In the graffiti essay below, reproduce the passage from "Artist: Pack FM" up to and including "the grain elevators.", word for word.

**Extract**:
=-=-=

[M@KP] Pack FM .:. Click, Clack & Spray ; (graffiti essay)
July 18, 2008
Click to listen to “Click, Clack & Spray”
Artist: Pack FM
Album: wutduzFMstand4? ( 2006 )
I think there’s no more of a perfect canvas for art than the street. Walls, trucks, mailboxes, bus shelters, buses and benches should be rich with designs – no mundane surface should be neglected. Nothing displays urbanity to me like when I see the whip and flow of tags so free, to be the voice and vision of livin’ as a name, runic arcana, superstition, political statement or ego trippin’ – upon walls, across doors, barroom stalls, subway floors, up-down escalators, a name soars above power lines and cars on the grain elevators.
Graffiti encompasses bravery, brevity, acrobatics, artistic merit and real consequences (plus it’s sexy to commit misdemeanors). Besides that, there’s all of the intent of other forms of art, and more. I can’t pass by a piece of graffiti, regardless of its intent, without acknowledging it, analyzing it (if I have the freedom to) and sometimes memorizing the motions of it.

=-=-=

Data listing:

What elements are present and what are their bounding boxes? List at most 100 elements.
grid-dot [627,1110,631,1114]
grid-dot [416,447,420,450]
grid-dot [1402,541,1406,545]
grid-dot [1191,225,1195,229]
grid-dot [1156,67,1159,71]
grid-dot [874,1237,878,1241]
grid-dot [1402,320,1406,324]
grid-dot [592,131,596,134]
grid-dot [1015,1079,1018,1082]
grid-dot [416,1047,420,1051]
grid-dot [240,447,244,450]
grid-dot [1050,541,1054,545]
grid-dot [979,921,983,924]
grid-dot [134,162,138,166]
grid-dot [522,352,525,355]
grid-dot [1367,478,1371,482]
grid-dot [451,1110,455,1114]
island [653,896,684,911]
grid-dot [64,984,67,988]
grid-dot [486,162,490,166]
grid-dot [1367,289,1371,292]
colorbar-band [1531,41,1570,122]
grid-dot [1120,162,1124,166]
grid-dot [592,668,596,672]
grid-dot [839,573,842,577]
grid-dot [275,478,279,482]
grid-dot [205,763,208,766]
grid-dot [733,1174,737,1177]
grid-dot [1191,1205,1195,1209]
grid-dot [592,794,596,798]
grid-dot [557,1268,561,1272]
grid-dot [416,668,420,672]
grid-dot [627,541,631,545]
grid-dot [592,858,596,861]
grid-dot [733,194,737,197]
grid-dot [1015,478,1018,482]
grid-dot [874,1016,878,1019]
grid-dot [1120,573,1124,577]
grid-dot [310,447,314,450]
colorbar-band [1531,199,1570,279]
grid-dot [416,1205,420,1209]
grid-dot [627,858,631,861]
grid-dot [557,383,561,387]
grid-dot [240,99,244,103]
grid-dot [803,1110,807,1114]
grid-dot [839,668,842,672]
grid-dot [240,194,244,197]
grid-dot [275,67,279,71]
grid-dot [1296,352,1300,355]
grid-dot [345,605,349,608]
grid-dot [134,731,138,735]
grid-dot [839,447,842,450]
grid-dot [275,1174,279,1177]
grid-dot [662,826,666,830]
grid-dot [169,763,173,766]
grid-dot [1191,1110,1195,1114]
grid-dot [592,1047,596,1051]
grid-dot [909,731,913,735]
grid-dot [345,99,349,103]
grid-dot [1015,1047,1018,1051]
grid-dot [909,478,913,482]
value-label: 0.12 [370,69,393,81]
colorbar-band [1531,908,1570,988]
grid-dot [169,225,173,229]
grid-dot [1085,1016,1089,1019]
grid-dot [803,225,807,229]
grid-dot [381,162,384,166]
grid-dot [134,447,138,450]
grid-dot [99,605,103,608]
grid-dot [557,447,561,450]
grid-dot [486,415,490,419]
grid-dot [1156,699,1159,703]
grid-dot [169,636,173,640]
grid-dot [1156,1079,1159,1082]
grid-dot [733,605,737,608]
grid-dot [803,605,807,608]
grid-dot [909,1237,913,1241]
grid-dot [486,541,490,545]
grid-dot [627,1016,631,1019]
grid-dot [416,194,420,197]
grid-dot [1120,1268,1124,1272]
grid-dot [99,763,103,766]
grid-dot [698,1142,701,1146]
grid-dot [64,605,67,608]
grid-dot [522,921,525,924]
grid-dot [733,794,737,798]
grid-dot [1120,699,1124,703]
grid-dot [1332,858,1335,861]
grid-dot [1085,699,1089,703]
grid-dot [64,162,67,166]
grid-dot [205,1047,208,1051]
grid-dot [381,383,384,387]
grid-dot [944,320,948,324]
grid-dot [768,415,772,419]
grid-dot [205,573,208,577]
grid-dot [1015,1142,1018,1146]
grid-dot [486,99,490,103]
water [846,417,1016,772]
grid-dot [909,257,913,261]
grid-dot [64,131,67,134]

=-=-=

**Response below**:
Artist: Pack FM
Album: wutduzFMstand4? ( 2006 )
I think there’s no more of a perfect canvas for art than the street. Walls, trucks, mailboxes, bus shelters, buses and benches should be rich with designs – no mundane surface should be neglected. Nothing displays urbanity to me like when I see the whip and flow of tags so free, to be the voice and vision of livin’ as a name, runic arcana, superstition, political statement or ego trippin’ – upon walls, across doors, barroom stalls, subway floors, up-down escalators, a name soars above power lines and cars on the grain elevators.